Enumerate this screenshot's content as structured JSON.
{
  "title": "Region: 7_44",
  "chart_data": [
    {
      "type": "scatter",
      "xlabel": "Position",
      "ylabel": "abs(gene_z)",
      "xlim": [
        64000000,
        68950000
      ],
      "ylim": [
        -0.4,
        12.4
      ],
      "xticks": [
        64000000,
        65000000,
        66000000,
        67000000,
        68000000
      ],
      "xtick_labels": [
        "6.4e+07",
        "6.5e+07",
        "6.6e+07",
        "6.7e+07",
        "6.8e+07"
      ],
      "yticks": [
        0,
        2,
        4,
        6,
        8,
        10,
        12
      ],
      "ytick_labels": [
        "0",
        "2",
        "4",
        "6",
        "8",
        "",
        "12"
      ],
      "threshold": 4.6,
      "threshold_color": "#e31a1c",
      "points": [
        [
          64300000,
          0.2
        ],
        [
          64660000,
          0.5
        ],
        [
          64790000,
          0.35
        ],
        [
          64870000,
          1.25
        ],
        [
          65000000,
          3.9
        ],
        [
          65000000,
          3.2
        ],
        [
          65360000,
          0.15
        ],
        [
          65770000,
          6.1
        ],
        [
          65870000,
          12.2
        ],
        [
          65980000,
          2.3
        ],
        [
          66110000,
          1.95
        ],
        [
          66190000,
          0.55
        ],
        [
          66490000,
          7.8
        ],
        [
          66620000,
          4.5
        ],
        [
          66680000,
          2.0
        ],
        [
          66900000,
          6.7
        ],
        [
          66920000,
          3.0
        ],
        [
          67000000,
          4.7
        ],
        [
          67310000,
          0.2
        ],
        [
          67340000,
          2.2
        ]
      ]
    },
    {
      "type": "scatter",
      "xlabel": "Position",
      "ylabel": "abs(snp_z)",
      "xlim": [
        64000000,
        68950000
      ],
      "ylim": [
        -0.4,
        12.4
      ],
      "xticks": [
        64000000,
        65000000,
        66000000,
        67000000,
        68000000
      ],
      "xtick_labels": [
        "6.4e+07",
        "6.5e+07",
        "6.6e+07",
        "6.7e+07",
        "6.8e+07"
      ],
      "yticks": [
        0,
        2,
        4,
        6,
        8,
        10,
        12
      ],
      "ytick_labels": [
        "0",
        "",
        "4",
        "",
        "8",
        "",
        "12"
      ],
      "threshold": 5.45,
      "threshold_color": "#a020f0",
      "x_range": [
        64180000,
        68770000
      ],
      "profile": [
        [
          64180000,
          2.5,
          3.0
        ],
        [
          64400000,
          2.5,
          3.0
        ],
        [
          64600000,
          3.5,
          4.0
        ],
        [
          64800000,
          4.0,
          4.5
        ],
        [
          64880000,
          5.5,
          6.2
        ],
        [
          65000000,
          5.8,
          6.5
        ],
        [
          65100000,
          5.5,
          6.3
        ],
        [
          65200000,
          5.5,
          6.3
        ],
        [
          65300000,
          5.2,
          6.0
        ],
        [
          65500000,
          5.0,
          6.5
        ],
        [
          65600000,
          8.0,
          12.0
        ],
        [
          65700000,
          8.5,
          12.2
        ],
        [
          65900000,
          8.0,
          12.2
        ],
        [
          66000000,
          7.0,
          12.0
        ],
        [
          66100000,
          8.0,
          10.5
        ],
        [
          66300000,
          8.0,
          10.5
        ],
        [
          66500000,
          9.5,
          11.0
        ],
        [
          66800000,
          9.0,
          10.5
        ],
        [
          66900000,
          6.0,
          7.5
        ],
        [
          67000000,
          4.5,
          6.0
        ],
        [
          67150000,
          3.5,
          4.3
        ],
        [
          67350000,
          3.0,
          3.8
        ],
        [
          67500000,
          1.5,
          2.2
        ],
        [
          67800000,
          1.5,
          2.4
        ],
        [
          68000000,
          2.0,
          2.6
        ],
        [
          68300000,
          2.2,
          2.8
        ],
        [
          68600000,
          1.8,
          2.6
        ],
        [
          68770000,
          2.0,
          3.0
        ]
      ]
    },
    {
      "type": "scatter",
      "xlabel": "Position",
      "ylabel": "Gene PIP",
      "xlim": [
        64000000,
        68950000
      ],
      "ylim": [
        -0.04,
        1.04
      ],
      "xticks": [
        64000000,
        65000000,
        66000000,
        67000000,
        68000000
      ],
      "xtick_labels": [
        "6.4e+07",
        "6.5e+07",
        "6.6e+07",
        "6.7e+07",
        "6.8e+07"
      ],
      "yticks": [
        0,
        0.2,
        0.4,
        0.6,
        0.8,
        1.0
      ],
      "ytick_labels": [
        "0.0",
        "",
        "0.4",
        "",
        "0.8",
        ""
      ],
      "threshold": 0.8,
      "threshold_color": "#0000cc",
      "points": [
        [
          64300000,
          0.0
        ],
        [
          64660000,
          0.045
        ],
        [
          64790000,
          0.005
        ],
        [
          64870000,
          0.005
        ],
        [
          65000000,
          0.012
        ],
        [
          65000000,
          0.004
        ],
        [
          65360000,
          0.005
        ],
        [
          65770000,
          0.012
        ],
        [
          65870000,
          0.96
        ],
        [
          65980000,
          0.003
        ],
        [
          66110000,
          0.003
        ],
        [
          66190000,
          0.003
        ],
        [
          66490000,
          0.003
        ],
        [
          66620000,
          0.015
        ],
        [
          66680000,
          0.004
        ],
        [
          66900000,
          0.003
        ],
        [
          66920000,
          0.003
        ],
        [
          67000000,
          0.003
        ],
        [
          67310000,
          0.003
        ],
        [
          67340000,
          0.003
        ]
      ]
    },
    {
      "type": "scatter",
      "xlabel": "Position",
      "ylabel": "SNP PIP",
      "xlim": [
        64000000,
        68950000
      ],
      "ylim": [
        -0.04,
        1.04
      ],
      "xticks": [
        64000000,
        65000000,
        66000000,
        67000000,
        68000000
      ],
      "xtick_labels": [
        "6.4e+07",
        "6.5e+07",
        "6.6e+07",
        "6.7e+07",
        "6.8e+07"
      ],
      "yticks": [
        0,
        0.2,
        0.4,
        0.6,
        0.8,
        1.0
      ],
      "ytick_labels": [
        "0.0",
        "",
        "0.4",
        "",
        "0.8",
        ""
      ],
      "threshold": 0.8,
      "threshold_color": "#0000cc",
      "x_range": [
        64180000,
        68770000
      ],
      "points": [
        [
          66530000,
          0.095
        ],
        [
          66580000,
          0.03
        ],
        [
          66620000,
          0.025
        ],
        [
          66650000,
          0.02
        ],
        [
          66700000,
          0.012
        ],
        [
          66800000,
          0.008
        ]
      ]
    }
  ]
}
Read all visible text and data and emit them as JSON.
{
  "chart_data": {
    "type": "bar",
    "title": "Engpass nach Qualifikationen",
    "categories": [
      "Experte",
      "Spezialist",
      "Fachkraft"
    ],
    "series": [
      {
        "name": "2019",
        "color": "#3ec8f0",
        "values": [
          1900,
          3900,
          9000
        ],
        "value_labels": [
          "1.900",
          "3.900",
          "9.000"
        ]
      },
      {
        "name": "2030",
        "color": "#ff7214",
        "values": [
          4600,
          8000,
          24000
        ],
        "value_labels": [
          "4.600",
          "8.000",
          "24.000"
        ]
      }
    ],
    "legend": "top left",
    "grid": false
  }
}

+++++

_Short exercise_: Exactly reproduce every record.

_Result_:
Enumerate this screenshot's content as structured JSON.
{
  "title": "Region: 7_44",
  "chart_data": [
    {
      "type": "scatter",
      "xlabel": "Position",
      "ylabel": "abs(gene_z)",
      "xlim": [
        64000000,
        68950000
      ],
      "ylim": [
        -0.4,
        12.4
      ],
      "xticks": [
        64000000,
        65000000,
        66000000,
        67000000,
        68000000
      ],
      "xtick_labels": [
        "6.4e+07",
        "6.5e+07",
        "6.6e+07",
        "6.7e+07",
        "6.8e+07"
      ],
      "yticks": [
        0,
        2,
        4,
        6,
        8,
        10,
        12
      ],
      "ytick_labels": [
        "0",
        "2",
        "4",
        "6",
        "8",
        "",
        "12"
      ],
      "threshold": 4.6,
      "threshold_color": "#e31a1c",
      "points": [
        [
          64300000,
          0.2
        ],
        [
          64660000,
          0.5
        ],
        [
          64790000,
          0.35
        ],
        [
          64870000,
          1.25
        ],
        [
          65000000,
          3.9
        ],
        [
          65000000,
          3.2
        ],
        [
          65360000,
          0.15
        ],
        [
          65770000,
          6.1
        ],
        [
          65870000,
          12.2
        ],
        [
          65980000,
          2.3
        ],
        [
          66110000,
          1.95
        ],
        [
          66190000,
          0.55
        ],
        [
          66490000,
          7.8
        ],
        [
          66620000,
          4.5
        ],
        [
          66680000,
          2.0
        ],
        [
          66900000,
          6.7
        ],
        [
          66920000,
          3.0
        ],
        [
          67000000,
          4.7
        ],
        [
          67310000,
          0.2
        ],
        [
          67340000,
          2.2
        ]
      ]
    },
    {
      "type": "scatter",
      "xlabel": "Position",
      "ylabel": "abs(snp_z)",
      "xlim": [
        64000000,
        68950000
      ],
      "ylim": [
        -0.4,
        12.4
      ],
      "xticks": [
        64000000,
        65000000,
        66000000,
        67000000,
        68000000
      ],
      "xtick_labels": [
        "6.4e+07",
        "6.5e+07",
        "6.6e+07",
        "6.7e+07",
        "6.8e+07"
      ],
      "yticks": [
        0,
        2,
        4,
        6,
        8,
        10,
        12
      ],
      "ytick_labels": [
        "0",
        "",
        "4",
        "",
        "8",
        "",
        "12"
      ],
      "threshold": 5.45,
      "threshold_color": "#a020f0",
      "x_range": [
        64180000,
        68770000
      ],
      "profile": [
        [
          64180000,
          2.5,
          3.0
        ],
        [
          64400000,
          2.5,
          3.0
        ],
        [
          64600000,
          3.5,
          4.0
        ],
        [
          64800000,
          4.0,
          4.5
        ],
        [
          64880000,
          5.5,
          6.2
        ],
        [
          65000000,
          5.8,
          6.5
        ],
        [
          65100000,
          5.5,
          6.3
        ],
        [
          65200000,
          5.5,
          6.3
        ],
        [
          65300000,
          5.2,
          6.0
        ],
        [
          65500000,
          5.0,
          6.5
        ],
        [
          65600000,
          8.0,
          12.0
        ],
        [
          65700000,
          8.5,
          12.2
        ],
        [
          65900000,
          8.0,
          12.2
        ],
        [
          66000000,
          7.0,
          12.0
        ],
        [
          66100000,
          8.0,
          10.5
        ],
        [
          66300000,
          8.0,
          10.5
        ],
        [
          66500000,
          9.5,
          11.0
        ],
        [
          66800000,
          9.0,
          10.5
        ],
        [
          66900000,
          6.0,
          7.5
        ],
        [
          67000000,
          4.5,
          6.0
        ],
        [
          67150000,
          3.5,
          4.3
        ],
        [
          67350000,
          3.0,
          3.8
        ],
        [
          67500000,
          1.5,
          2.2
        ],
        [
          67800000,
          1.5,
          2.4
        ],
        [
          68000000,
          2.0,
          2.6
        ],
        [
          68300000,
          2.2,
          2.8
        ],
        [
          68600000,
          1.8,
          2.6
        ],
        [
          68770000,
          2.0,
          3.0
        ]
      ]
    },
    {
      "type": "scatter",
      "xlabel": "Position",
      "ylabel": "Gene PIP",
      "xlim": [
        64000000,
        68950000
      ],
      "ylim": [
        -0.04,
        1.04
      ],
      "xticks": [
        64000000,
        65000000,
        66000000,
        67000000,
        68000000
      ],
      "xtick_labels": [
        "6.4e+07",
        "6.5e+07",
        "6.6e+07",
        "6.7e+07",
        "6.8e+07"
      ],
      "yticks": [
        0,
        0.2,
        0.4,
        0.6,
        0.8,
        1.0
      ],
      "ytick_labels": [
        "0.0",
        "",
        "0.4",
        "",
        "0.8",
        ""
      ],
      "threshold": 0.8,
      "threshold_color": "#0000cc",
      "points": [
        [
          64300000,
          0.0
        ],
        [
          64660000,
          0.045
        ],
        [
          64790000,
          0.005
        ],
        [
          64870000,
          0.005
        ],
        [
          65000000,
          0.012
        ],
        [
          65000000,
          0.004
        ],
        [
          65360000,
          0.005
        ],
        [
          65770000,
          0.012
        ],
        [
          65870000,
          0.96
        ],
        [
          65980000,
          0.003
        ],
        [
          66110000,
          0.003
        ],
        [
          66190000,
          0.003
        ],
        [
          66490000,
          0.003
        ],
        [
          66620000,
          0.015
        ],
        [
          66680000,
          0.004
        ],
        [
          66900000,
          0.003
        ],
        [
          66920000,
          0.003
        ],
        [
          67000000,
          0.003
        ],
        [
          67310000,
          0.003
        ],
        [
          67340000,
          0.003
        ]
      ]
    },
    {
      "type": "scatter",
      "xlabel": "Position",
      "ylabel": "SNP PIP",
      "xlim": [
        64000000,
        68950000
      ],
      "ylim": [
        -0.04,
        1.04
      ],
      "xticks": [
        64000000,
        65000000,
        66000000,
        67000000,
        68000000
      ],
      "xtick_labels": [
        "6.4e+07",
        "6.5e+07",
        "6.6e+07",
        "6.7e+07",
        "6.8e+07"
      ],
      "yticks": [
        0,
        0.2,
        0.4,
        0.6,
        0.8,
        1.0
      ],
      "ytick_labels": [
        "0.0",
        "",
        "0.4",
        "",
        "0.8",
        ""
      ],
      "threshold": 0.8,
      "threshold_color": "#0000cc",
      "x_range": [
        64180000,
        68770000
      ],
      "points": [
        [
          66530000,
          0.095
        ],
        [
          66580000,
          0.03
        ],
        [
          66620000,
          0.025
        ],
        [
          66650000,
          0.02
        ],
        [
          66700000,
          0.012
        ],
        [
          66800000,
          0.008
        ]
      ]
    }
  ]
}
Read all visible text and data and emit them as JSON.
{
  "chart_data": {
    "type": "bar",
    "title": "Engpass nach Qualifikationen",
    "categories": [
      "Experte",
      "Spezialist",
      "Fachkraft"
    ],
    "series": [
      {
        "name": "2019",
        "color": "#3ec8f0",
        "values": [
          1900,
          3900,
          9000
        ],
        "value_labels": [
          "1.900",
          "3.900",
          "9.000"
        ]
      },
      {
        "name": "2030",
        "color": "#ff7214",
        "values": [
          4600,
          8000,
          24000
        ],
        "value_labels": [
          "4.600",
          "8.000",
          "24.000"
        ]
      }
    ],
    "legend": "top left",
    "grid": false
  }
}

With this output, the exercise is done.